Written problem – Scan the data below. Pull out each line where "органа" occurs.

Stored entries:
______

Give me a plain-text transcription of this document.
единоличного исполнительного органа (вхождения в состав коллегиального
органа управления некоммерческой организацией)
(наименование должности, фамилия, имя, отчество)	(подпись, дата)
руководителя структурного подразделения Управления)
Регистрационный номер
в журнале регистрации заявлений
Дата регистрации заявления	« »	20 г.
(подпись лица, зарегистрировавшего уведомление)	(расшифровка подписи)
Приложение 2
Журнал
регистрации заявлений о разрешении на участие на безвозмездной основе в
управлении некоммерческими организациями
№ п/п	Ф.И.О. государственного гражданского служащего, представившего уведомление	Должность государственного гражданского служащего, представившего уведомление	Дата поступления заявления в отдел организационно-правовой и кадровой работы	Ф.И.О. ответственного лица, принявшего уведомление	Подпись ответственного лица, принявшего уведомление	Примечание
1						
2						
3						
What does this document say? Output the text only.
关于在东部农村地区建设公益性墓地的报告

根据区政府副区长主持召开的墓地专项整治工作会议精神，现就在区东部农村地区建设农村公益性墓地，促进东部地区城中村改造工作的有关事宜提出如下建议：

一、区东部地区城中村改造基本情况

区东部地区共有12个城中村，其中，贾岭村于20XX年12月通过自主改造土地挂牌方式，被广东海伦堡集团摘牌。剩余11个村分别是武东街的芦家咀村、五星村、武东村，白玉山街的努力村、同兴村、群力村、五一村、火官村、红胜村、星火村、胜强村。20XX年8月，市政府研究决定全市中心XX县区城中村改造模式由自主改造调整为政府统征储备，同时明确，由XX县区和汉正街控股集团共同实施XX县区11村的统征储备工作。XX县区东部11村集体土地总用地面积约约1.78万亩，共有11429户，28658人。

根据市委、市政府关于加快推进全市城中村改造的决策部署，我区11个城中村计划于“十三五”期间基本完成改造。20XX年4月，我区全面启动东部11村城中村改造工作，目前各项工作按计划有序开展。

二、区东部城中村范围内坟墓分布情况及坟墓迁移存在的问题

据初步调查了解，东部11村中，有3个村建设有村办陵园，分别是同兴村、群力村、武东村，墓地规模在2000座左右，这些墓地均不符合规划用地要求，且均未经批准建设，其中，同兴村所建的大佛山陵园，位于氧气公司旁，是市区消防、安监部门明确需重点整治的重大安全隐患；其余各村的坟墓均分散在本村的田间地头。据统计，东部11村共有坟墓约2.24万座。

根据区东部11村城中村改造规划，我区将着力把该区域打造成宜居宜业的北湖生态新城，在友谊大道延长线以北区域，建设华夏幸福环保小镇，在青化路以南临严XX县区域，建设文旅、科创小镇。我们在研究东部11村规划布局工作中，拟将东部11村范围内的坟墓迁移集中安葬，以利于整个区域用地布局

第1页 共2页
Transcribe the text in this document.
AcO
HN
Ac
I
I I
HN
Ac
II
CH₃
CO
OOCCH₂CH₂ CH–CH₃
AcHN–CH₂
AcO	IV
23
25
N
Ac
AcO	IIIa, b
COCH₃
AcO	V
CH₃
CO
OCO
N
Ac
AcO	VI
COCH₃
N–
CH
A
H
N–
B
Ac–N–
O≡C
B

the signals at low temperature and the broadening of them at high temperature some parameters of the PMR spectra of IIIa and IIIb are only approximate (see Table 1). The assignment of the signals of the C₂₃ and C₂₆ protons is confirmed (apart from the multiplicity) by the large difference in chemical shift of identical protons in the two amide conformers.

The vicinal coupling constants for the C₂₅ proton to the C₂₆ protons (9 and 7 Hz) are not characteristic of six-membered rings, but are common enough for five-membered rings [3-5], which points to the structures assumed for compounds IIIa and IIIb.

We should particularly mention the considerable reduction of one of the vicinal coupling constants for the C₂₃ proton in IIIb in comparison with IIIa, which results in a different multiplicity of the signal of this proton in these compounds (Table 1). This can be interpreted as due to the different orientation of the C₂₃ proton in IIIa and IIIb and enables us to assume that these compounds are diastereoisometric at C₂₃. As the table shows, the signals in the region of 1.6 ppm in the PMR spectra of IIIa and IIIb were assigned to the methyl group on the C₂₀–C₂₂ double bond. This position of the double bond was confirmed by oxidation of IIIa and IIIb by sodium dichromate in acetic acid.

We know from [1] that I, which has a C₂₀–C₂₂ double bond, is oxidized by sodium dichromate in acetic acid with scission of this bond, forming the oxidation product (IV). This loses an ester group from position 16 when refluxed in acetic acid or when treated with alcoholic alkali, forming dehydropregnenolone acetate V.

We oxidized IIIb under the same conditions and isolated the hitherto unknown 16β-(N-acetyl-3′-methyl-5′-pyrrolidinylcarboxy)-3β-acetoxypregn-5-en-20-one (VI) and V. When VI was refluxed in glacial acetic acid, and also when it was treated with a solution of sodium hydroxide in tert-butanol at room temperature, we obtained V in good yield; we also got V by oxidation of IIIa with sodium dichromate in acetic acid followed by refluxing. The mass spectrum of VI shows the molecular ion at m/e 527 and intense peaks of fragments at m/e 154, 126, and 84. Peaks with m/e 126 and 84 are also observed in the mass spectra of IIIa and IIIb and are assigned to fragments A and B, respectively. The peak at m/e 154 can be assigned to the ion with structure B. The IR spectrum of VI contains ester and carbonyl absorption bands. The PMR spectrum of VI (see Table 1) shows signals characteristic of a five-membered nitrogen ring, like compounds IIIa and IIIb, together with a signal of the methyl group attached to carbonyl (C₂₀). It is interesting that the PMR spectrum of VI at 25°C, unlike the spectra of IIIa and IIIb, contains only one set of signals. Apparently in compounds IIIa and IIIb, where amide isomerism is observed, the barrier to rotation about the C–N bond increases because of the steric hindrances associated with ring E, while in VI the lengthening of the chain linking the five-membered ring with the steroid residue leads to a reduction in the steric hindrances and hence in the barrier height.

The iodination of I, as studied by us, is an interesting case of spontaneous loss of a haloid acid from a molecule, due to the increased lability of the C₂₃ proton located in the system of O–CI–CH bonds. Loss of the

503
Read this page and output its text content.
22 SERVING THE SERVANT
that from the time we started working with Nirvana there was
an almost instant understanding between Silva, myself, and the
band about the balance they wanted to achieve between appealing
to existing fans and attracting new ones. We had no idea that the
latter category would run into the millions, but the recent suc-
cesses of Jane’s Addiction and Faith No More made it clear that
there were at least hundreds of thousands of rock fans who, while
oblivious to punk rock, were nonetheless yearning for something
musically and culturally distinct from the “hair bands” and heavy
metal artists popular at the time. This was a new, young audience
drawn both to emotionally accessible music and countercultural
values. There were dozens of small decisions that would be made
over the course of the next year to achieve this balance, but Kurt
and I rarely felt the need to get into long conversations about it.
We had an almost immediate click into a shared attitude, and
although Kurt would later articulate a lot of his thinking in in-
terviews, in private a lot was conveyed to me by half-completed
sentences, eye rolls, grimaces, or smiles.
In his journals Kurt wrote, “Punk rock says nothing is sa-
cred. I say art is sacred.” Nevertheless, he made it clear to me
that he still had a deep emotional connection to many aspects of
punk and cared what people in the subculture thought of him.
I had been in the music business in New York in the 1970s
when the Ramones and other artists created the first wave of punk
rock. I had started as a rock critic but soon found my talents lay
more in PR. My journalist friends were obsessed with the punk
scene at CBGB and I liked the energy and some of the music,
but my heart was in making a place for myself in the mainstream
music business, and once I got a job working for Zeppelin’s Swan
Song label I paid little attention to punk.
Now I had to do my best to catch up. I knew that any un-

______

Problem solution –
единоличного исполнительного органа (вхождения в состав коллегиального
органа управления некоммерческой организацией)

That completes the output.